Given task:
Quote all entries exactly, leaving pictures aside.
--- Input ---
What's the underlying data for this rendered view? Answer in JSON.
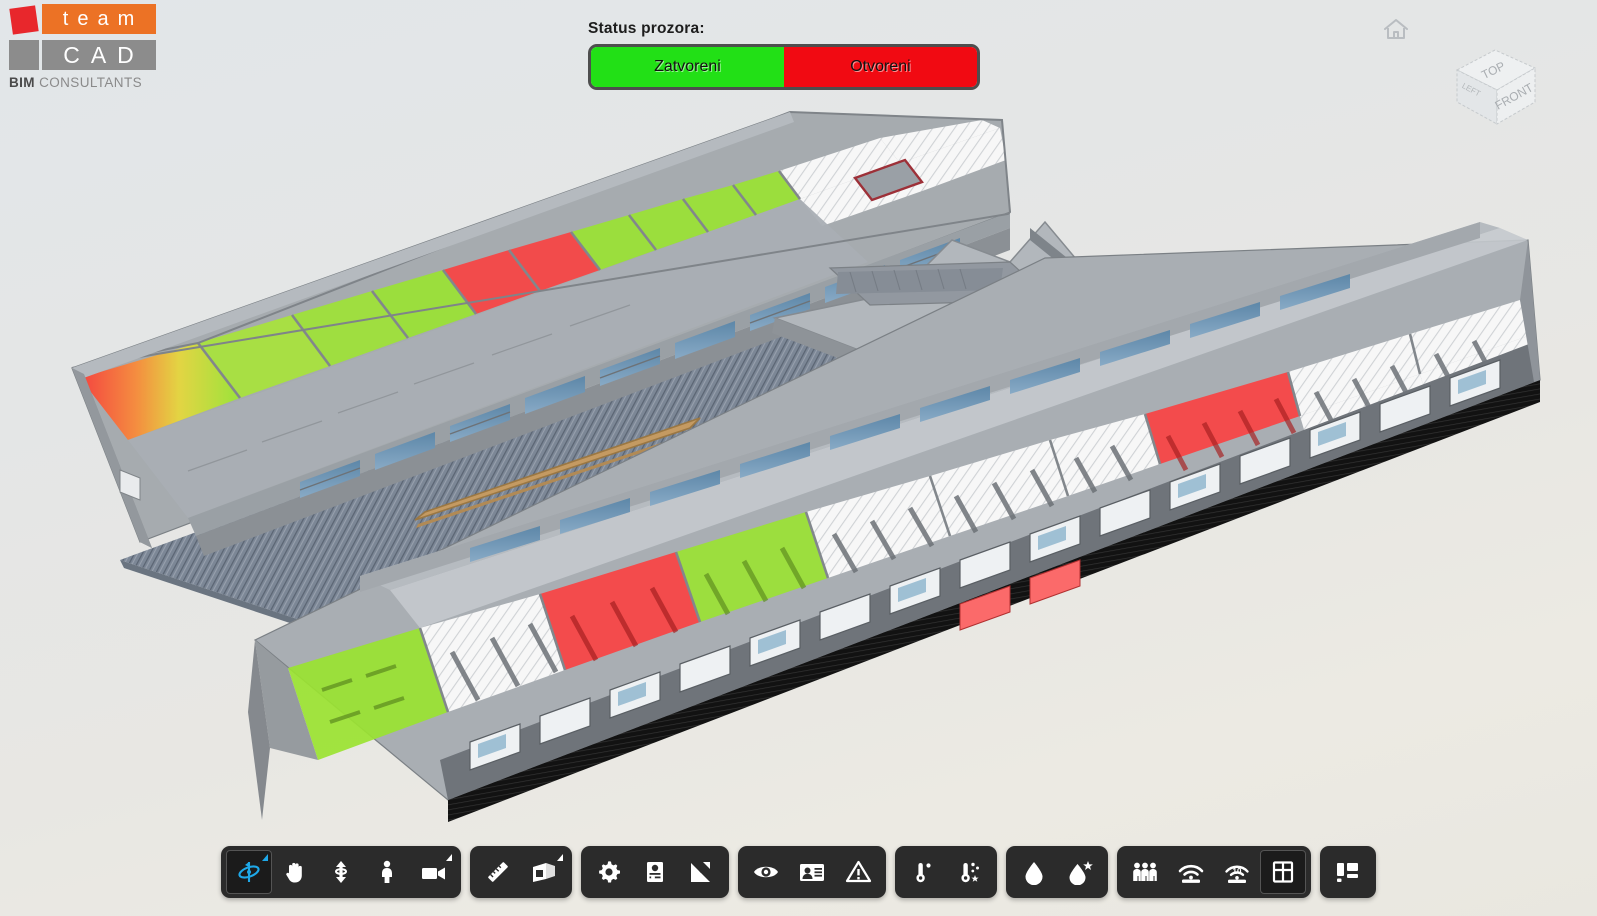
{
  "brand": {
    "word_team": "team",
    "word_cad": "CAD",
    "tagline_bold": "BIM",
    "tagline_rest": " CONSULTANTS",
    "colors": {
      "orange": "#ec7225",
      "gray": "#8c8c8c",
      "red": "#e8272c"
    }
  },
  "status": {
    "title": "Status prozora:",
    "segments": [
      {
        "label": "Zatvoreni",
        "color": "#22e016"
      },
      {
        "label": "Otvoreni",
        "color": "#f10a12"
      }
    ],
    "border_color": "#4e4e4e"
  },
  "nav": {
    "home_label": "Home",
    "viewcube": {
      "top": "TOP",
      "front": "FRONT",
      "left": "LEFT"
    }
  },
  "toolbar": {
    "groups": [
      {
        "name": "navigation",
        "buttons": [
          {
            "icon": "orbit-icon",
            "label": "Orbit",
            "active": true,
            "caret": true
          },
          {
            "icon": "pan-hand-icon",
            "label": "Pan",
            "active": false,
            "caret": false
          },
          {
            "icon": "zoom-updown-icon",
            "label": "Zoom",
            "active": false,
            "caret": false
          },
          {
            "icon": "walk-person-icon",
            "label": "Walk",
            "active": false,
            "caret": false
          },
          {
            "icon": "camera-icon",
            "label": "Camera",
            "active": false,
            "caret": true
          }
        ]
      },
      {
        "name": "measure",
        "buttons": [
          {
            "icon": "ruler-icon",
            "label": "Measure",
            "active": false,
            "caret": false
          },
          {
            "icon": "section-box-icon",
            "label": "Section Box",
            "active": false,
            "caret": true
          }
        ]
      },
      {
        "name": "settings",
        "buttons": [
          {
            "icon": "gear-icon",
            "label": "Settings",
            "active": false,
            "caret": false
          },
          {
            "icon": "sliders-panel-icon",
            "label": "Properties",
            "active": false,
            "caret": false
          },
          {
            "icon": "expand-arrow-icon",
            "label": "Fullscreen",
            "active": false,
            "caret": false
          }
        ]
      },
      {
        "name": "visibility",
        "buttons": [
          {
            "icon": "eye-icon",
            "label": "Visibility",
            "active": false,
            "caret": false
          },
          {
            "icon": "id-card-icon",
            "label": "Info Card",
            "active": false,
            "caret": false
          },
          {
            "icon": "warning-icon",
            "label": "Alarms",
            "active": false,
            "caret": false
          }
        ]
      },
      {
        "name": "temperature",
        "buttons": [
          {
            "icon": "thermometer-sun-icon",
            "label": "Temperature",
            "active": false,
            "caret": false
          },
          {
            "icon": "thermometer-snow-icon",
            "label": "Target Temperature",
            "active": false,
            "caret": false
          }
        ]
      },
      {
        "name": "humidity",
        "buttons": [
          {
            "icon": "droplet-icon",
            "label": "Humidity",
            "active": false,
            "caret": false
          },
          {
            "icon": "droplet-star-icon",
            "label": "Target Humidity",
            "active": false,
            "caret": false
          }
        ]
      },
      {
        "name": "sensors",
        "buttons": [
          {
            "icon": "people-group-icon",
            "label": "Occupancy",
            "active": false,
            "caret": false
          },
          {
            "icon": "wifi-sensor-icon",
            "label": "Sensors",
            "active": false,
            "caret": false
          },
          {
            "icon": "co2-sensor-icon",
            "label": "CO2 Sensor",
            "active": false,
            "caret": false
          },
          {
            "icon": "window-icon",
            "label": "Windows",
            "active": true,
            "caret": false
          }
        ]
      },
      {
        "name": "layout",
        "buttons": [
          {
            "icon": "dashboard-layout-icon",
            "label": "Dashboard",
            "active": false,
            "caret": false
          }
        ]
      }
    ]
  },
  "model": {
    "description": "Isometric BIM building model, two long wings joined by a Y-shaped connector",
    "legend": {
      "closed_window_color": "#8ee832",
      "open_window_color": "#fb4040",
      "neutral_room_color": "#f4f4f4",
      "structure_color": "#9a9ea2"
    }
  }
}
---
Answer to this task:
What's the underlying data for this rendered view? Answer in JSON.
{
  "brand": {
    "word_team": "team",
    "word_cad": "CAD",
    "tagline_bold": "BIM",
    "tagline_rest": " CONSULTANTS",
    "colors": {
      "orange": "#ec7225",
      "gray": "#8c8c8c",
      "red": "#e8272c"
    }
  },
  "status": {
    "title": "Status prozora:",
    "segments": [
      {
        "label": "Zatvoreni",
        "color": "#22e016"
      },
      {
        "label": "Otvoreni",
        "color": "#f10a12"
      }
    ],
    "border_color": "#4e4e4e"
  },
  "nav": {
    "home_label": "Home",
    "viewcube": {
      "top": "TOP",
      "front": "FRONT",
      "left": "LEFT"
    }
  },
  "toolbar": {
    "groups": [
      {
        "name": "navigation",
        "buttons": [
          {
            "icon": "orbit-icon",
            "label": "Orbit",
            "active": true,
            "caret": true
          },
          {
            "icon": "pan-hand-icon",
            "label": "Pan",
            "active": false,
            "caret": false
          },
          {
            "icon": "zoom-updown-icon",
            "label": "Zoom",
            "active": false,
            "caret": false
          },
          {
            "icon": "walk-person-icon",
            "label": "Walk",
            "active": false,
            "caret": false
          },
          {
            "icon": "camera-icon",
            "label": "Camera",
            "active": false,
            "caret": true
          }
        ]
      },
      {
        "name": "measure",
        "buttons": [
          {
            "icon": "ruler-icon",
            "label": "Measure",
            "active": false,
            "caret": false
          },
          {
            "icon": "section-box-icon",
            "label": "Section Box",
            "active": false,
            "caret": true
          }
        ]
      },
      {
        "name": "settings",
        "buttons": [
          {
            "icon": "gear-icon",
            "label": "Settings",
            "active": false,
            "caret": false
          },
          {
            "icon": "sliders-panel-icon",
            "label": "Properties",
            "active": false,
            "caret": false
          },
          {
            "icon": "expand-arrow-icon",
            "label": "Fullscreen",
            "active": false,
            "caret": false
          }
        ]
      },
      {
        "name": "visibility",
        "buttons": [
          {
            "icon": "eye-icon",
            "label": "Visibility",
            "active": false,
            "caret": false
          },
          {
            "icon": "id-card-icon",
            "label": "Info Card",
            "active": false,
            "caret": false
          },
          {
            "icon": "warning-icon",
            "label": "Alarms",
            "active": false,
            "caret": false
          }
        ]
      },
      {
        "name": "temperature",
        "buttons": [
          {
            "icon": "thermometer-sun-icon",
            "label": "Temperature",
            "active": false,
            "caret": false
          },
          {
            "icon": "thermometer-snow-icon",
            "label": "Target Temperature",
            "active": false,
            "caret": false
          }
        ]
      },
      {
        "name": "humidity",
        "buttons": [
          {
            "icon": "droplet-icon",
            "label": "Humidity",
            "active": false,
            "caret": false
          },
          {
            "icon": "droplet-star-icon",
            "label": "Target Humidity",
            "active": false,
            "caret": false
          }
        ]
      },
      {
        "name": "sensors",
        "buttons": [
          {
            "icon": "people-group-icon",
            "label": "Occupancy",
            "active": false,
            "caret": false
          },
          {
            "icon": "wifi-sensor-icon",
            "label": "Sensors",
            "active": false,
            "caret": false
          },
          {
            "icon": "co2-sensor-icon",
            "label": "CO2 Sensor",
            "active": false,
            "caret": false
          },
          {
            "icon": "window-icon",
            "label": "Windows",
            "active": true,
            "caret": false
          }
        ]
      },
      {
        "name": "layout",
        "buttons": [
          {
            "icon": "dashboard-layout-icon",
            "label": "Dashboard",
            "active": false,
            "caret": false
          }
        ]
      }
    ]
  },
  "model": {
    "description": "Isometric BIM building model, two long wings joined by a Y-shaped connector",
    "legend": {
      "closed_window_color": "#8ee832",
      "open_window_color": "#fb4040",
      "neutral_room_color": "#f4f4f4",
      "structure_color": "#9a9ea2"
    }
  }
}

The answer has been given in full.